WRITTEN EXERCISE ▸ Gather every line below where "title" appears.

INPUT FOR THIS TASK ▸

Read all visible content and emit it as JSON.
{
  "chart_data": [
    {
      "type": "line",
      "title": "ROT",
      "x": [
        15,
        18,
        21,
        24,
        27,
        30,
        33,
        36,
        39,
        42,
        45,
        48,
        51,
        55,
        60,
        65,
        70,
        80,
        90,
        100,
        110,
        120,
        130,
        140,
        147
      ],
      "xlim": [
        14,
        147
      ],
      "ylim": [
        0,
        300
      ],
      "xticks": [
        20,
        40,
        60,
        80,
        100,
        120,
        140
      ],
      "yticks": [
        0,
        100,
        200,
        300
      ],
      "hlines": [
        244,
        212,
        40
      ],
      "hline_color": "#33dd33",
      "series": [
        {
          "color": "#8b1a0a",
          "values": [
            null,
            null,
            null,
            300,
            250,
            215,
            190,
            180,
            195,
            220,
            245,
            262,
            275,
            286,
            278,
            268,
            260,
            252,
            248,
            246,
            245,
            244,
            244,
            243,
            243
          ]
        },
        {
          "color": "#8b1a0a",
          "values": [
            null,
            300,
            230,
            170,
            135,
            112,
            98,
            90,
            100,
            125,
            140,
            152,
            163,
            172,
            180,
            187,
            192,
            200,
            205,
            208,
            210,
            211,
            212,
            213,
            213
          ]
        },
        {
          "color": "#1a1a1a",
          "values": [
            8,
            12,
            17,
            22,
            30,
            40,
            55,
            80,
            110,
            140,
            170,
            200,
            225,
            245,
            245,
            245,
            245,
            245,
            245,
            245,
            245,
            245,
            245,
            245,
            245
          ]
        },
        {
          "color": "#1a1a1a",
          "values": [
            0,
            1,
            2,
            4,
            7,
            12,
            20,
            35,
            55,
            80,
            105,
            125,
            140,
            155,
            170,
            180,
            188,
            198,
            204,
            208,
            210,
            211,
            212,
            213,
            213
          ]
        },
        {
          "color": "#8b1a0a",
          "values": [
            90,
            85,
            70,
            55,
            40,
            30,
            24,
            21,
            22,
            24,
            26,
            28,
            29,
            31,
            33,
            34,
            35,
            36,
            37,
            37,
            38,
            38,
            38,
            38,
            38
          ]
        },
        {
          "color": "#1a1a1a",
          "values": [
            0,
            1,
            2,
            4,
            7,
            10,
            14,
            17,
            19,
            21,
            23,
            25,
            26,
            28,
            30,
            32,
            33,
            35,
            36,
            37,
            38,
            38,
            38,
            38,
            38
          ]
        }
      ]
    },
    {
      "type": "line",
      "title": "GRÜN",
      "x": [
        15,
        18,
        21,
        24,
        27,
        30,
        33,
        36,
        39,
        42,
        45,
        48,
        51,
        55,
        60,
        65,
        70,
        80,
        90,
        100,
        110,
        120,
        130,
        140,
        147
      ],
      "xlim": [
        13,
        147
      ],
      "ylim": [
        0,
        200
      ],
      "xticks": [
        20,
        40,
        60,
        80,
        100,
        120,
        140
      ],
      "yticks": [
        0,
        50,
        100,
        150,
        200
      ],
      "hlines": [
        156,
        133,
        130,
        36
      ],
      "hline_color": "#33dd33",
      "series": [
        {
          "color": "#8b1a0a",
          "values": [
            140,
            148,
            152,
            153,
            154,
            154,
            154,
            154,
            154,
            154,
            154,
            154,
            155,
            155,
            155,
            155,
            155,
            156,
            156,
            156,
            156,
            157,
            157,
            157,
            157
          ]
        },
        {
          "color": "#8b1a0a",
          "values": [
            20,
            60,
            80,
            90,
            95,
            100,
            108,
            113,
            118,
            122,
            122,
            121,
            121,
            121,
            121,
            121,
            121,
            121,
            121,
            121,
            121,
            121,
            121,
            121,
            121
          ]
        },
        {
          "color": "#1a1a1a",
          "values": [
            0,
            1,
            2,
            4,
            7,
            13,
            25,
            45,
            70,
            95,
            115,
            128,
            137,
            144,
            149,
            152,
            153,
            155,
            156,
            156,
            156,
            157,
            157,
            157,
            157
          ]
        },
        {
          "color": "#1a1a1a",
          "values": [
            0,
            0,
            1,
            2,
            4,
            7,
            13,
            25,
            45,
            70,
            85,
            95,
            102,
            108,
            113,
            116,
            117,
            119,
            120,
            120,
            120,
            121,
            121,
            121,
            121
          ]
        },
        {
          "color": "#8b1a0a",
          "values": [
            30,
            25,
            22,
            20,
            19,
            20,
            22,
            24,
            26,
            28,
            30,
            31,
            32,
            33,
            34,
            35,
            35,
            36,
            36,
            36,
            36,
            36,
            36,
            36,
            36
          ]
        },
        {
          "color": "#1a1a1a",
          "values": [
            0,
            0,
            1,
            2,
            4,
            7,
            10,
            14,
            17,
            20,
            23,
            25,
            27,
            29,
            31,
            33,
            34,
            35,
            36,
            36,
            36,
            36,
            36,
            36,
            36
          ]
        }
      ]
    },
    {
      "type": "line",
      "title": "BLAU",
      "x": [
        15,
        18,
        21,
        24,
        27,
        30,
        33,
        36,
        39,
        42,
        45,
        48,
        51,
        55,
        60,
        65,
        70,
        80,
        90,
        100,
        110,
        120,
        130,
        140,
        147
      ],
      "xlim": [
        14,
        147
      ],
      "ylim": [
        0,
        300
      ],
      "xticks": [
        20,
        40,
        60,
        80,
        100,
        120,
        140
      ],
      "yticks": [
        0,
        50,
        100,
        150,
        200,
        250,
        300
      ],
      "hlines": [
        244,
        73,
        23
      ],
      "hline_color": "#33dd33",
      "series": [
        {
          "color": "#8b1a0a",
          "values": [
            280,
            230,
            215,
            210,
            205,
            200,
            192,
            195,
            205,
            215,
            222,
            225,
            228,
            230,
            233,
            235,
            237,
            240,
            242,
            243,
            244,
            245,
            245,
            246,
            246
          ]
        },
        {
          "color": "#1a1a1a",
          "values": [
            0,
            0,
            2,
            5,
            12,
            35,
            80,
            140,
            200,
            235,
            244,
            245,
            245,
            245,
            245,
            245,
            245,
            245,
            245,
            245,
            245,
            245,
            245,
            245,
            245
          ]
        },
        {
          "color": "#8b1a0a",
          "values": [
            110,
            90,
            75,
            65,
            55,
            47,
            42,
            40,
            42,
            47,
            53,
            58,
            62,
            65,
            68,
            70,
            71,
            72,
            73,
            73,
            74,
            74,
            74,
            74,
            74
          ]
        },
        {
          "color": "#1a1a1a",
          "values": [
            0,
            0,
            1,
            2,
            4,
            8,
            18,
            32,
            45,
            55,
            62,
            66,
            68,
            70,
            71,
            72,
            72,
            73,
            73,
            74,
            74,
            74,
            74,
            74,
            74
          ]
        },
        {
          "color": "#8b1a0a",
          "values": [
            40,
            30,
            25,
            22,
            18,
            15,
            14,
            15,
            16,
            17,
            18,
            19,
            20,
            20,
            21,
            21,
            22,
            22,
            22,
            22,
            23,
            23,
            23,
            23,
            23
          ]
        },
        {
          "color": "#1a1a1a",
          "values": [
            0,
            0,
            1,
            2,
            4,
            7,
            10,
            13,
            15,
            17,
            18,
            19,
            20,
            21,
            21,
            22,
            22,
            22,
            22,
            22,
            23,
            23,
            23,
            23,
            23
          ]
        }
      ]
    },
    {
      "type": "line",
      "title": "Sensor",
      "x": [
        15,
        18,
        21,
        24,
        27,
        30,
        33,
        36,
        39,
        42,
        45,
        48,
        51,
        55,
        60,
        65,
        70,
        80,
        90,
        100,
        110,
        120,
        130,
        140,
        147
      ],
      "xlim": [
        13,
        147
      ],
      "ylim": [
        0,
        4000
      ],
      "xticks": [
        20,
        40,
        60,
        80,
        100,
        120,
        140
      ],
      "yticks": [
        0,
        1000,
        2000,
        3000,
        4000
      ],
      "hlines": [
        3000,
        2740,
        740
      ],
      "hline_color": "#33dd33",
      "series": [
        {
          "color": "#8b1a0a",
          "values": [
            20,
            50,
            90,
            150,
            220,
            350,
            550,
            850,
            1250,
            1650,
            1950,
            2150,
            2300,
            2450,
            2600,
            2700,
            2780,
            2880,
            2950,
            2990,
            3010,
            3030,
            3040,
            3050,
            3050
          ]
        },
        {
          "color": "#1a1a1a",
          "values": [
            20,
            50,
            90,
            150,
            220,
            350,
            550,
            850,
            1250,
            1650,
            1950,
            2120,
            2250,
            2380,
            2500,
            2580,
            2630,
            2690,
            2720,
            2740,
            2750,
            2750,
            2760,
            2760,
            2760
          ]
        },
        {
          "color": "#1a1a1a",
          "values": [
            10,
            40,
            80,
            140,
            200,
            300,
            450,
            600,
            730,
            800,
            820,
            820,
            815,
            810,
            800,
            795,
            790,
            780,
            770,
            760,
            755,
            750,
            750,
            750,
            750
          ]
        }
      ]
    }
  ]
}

FINAL RESULT ▸
      "title": "ROT",
      "title": "GRÜN",
      "title": "BLAU",
      "title": "Sensor",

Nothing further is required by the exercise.